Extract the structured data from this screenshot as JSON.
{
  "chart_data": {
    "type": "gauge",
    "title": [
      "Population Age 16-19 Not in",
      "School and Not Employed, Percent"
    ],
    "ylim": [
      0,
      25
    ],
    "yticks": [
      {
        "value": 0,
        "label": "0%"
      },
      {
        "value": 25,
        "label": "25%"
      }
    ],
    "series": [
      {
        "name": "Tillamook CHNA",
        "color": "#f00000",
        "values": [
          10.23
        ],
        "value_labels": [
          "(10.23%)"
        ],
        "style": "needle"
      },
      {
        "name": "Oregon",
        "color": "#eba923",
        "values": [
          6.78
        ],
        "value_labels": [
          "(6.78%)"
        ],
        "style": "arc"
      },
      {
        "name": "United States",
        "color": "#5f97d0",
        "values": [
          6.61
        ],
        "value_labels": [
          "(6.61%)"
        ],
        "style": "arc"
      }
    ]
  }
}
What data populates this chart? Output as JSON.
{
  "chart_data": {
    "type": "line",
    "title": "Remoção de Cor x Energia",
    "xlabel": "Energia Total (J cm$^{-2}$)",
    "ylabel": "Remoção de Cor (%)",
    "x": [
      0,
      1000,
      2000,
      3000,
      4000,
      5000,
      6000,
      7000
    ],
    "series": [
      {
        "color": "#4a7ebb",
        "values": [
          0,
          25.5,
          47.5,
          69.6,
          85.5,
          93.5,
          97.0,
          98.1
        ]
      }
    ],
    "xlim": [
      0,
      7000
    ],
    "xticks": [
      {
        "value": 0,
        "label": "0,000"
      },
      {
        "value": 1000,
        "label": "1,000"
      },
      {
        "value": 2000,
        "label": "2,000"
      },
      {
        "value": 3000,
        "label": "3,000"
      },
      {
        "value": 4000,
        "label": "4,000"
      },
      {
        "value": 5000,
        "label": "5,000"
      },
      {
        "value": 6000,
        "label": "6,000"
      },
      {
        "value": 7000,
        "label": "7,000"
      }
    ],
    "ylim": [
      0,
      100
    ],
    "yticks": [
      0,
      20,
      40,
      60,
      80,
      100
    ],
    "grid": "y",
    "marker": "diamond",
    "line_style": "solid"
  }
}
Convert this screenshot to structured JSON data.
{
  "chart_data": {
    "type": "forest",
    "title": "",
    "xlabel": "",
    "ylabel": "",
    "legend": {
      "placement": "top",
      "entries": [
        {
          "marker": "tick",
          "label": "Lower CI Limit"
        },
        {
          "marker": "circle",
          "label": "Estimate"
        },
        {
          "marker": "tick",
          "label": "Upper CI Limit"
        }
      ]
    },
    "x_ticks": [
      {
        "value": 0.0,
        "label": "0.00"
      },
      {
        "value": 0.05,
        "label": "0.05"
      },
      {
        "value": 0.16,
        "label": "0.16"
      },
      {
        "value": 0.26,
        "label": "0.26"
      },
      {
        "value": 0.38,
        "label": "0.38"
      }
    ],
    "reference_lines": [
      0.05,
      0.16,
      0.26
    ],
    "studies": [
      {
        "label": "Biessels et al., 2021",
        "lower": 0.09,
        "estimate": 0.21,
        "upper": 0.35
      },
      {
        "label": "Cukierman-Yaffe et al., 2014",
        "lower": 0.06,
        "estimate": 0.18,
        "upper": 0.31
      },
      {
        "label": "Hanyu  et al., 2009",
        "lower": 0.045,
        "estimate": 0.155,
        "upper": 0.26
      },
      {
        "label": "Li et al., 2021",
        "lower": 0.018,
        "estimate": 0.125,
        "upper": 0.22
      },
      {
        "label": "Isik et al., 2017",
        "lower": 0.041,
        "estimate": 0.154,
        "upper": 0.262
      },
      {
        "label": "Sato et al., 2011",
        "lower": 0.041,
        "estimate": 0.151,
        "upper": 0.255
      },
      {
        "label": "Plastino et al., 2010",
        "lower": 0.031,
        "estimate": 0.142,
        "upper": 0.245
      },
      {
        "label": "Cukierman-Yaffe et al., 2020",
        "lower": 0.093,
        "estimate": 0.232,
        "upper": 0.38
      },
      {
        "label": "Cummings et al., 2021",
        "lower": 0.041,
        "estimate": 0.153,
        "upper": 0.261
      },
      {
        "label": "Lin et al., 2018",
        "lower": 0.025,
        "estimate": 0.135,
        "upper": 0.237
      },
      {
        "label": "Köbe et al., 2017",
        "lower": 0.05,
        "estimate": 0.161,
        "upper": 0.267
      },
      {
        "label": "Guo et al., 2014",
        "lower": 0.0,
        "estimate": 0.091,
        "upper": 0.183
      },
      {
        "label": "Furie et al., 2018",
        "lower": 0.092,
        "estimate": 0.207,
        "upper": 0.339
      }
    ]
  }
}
□ □ □
* EXERCISE DETAILS: The data above must be returned in full, exactly as written.

* WRITTEN RESPONSE:
Extract the structured data from this screenshot as JSON.
{
  "chart_data": {
    "type": "gauge",
    "title": [
      "Population Age 16-19 Not in",
      "School and Not Employed, Percent"
    ],
    "ylim": [
      0,
      25
    ],
    "yticks": [
      {
        "value": 0,
        "label": "0%"
      },
      {
        "value": 25,
        "label": "25%"
      }
    ],
    "series": [
      {
        "name": "Tillamook CHNA",
        "color": "#f00000",
        "values": [
          10.23
        ],
        "value_labels": [
          "(10.23%)"
        ],
        "style": "needle"
      },
      {
        "name": "Oregon",
        "color": "#eba923",
        "values": [
          6.78
        ],
        "value_labels": [
          "(6.78%)"
        ],
        "style": "arc"
      },
      {
        "name": "United States",
        "color": "#5f97d0",
        "values": [
          6.61
        ],
        "value_labels": [
          "(6.61%)"
        ],
        "style": "arc"
      }
    ]
  }
}
What data populates this chart? Output as JSON.
{
  "chart_data": {
    "type": "line",
    "title": "Remoção de Cor x Energia",
    "xlabel": "Energia Total (J cm$^{-2}$)",
    "ylabel": "Remoção de Cor (%)",
    "x": [
      0,
      1000,
      2000,
      3000,
      4000,
      5000,
      6000,
      7000
    ],
    "series": [
      {
        "color": "#4a7ebb",
        "values": [
          0,
          25.5,
          47.5,
          69.6,
          85.5,
          93.5,
          97.0,
          98.1
        ]
      }
    ],
    "xlim": [
      0,
      7000
    ],
    "xticks": [
      {
        "value": 0,
        "label": "0,000"
      },
      {
        "value": 1000,
        "label": "1,000"
      },
      {
        "value": 2000,
        "label": "2,000"
      },
      {
        "value": 3000,
        "label": "3,000"
      },
      {
        "value": 4000,
        "label": "4,000"
      },
      {
        "value": 5000,
        "label": "5,000"
      },
      {
        "value": 6000,
        "label": "6,000"
      },
      {
        "value": 7000,
        "label": "7,000"
      }
    ],
    "ylim": [
      0,
      100
    ],
    "yticks": [
      0,
      20,
      40,
      60,
      80,
      100
    ],
    "grid": "y",
    "marker": "diamond",
    "line_style": "solid"
  }
}
Convert this screenshot to structured JSON data.
{
  "chart_data": {
    "type": "forest",
    "title": "",
    "xlabel": "",
    "ylabel": "",
    "legend": {
      "placement": "top",
      "entries": [
        {
          "marker": "tick",
          "label": "Lower CI Limit"
        },
        {
          "marker": "circle",
          "label": "Estimate"
        },
        {
          "marker": "tick",
          "label": "Upper CI Limit"
        }
      ]
    },
    "x_ticks": [
      {
        "value": 0.0,
        "label": "0.00"
      },
      {
        "value": 0.05,
        "label": "0.05"
      },
      {
        "value": 0.16,
        "label": "0.16"
      },
      {
        "value": 0.26,
        "label": "0.26"
      },
      {
        "value": 0.38,
        "label": "0.38"
      }
    ],
    "reference_lines": [
      0.05,
      0.16,
      0.26
    ],
    "studies": [
      {
        "label": "Biessels et al., 2021",
        "lower": 0.09,
        "estimate": 0.21,
        "upper": 0.35
      },
      {
        "label": "Cukierman-Yaffe et al., 2014",
        "lower": 0.06,
        "estimate": 0.18,
        "upper": 0.31
      },
      {
        "label": "Hanyu  et al., 2009",
        "lower": 0.045,
        "estimate": 0.155,
        "upper": 0.26
      },
      {
        "label": "Li et al., 2021",
        "lower": 0.018,
        "estimate": 0.125,
        "upper": 0.22
      },
      {
        "label": "Isik et al., 2017",
        "lower": 0.041,
        "estimate": 0.154,
        "upper": 0.262
      },
      {
        "label": "Sato et al., 2011",
        "lower": 0.041,
        "estimate": 0.151,
        "upper": 0.255
      },
      {
        "label": "Plastino et al., 2010",
        "lower": 0.031,
        "estimate": 0.142,
        "upper": 0.245
      },
      {
        "label": "Cukierman-Yaffe et al., 2020",
        "lower": 0.093,
        "estimate": 0.232,
        "upper": 0.38
      },
      {
        "label": "Cummings et al., 2021",
        "lower": 0.041,
        "estimate": 0.153,
        "upper": 0.261
      },
      {
        "label": "Lin et al., 2018",
        "lower": 0.025,
        "estimate": 0.135,
        "upper": 0.237
      },
      {
        "label": "Köbe et al., 2017",
        "lower": 0.05,
        "estimate": 0.161,
        "upper": 0.267
      },
      {
        "label": "Guo et al., 2014",
        "lower": 0.0,
        "estimate": 0.091,
        "upper": 0.183
      },
      {
        "label": "Furie et al., 2018",
        "lower": 0.092,
        "estimate": 0.207,
        "upper": 0.339
      }
    ]
  }
}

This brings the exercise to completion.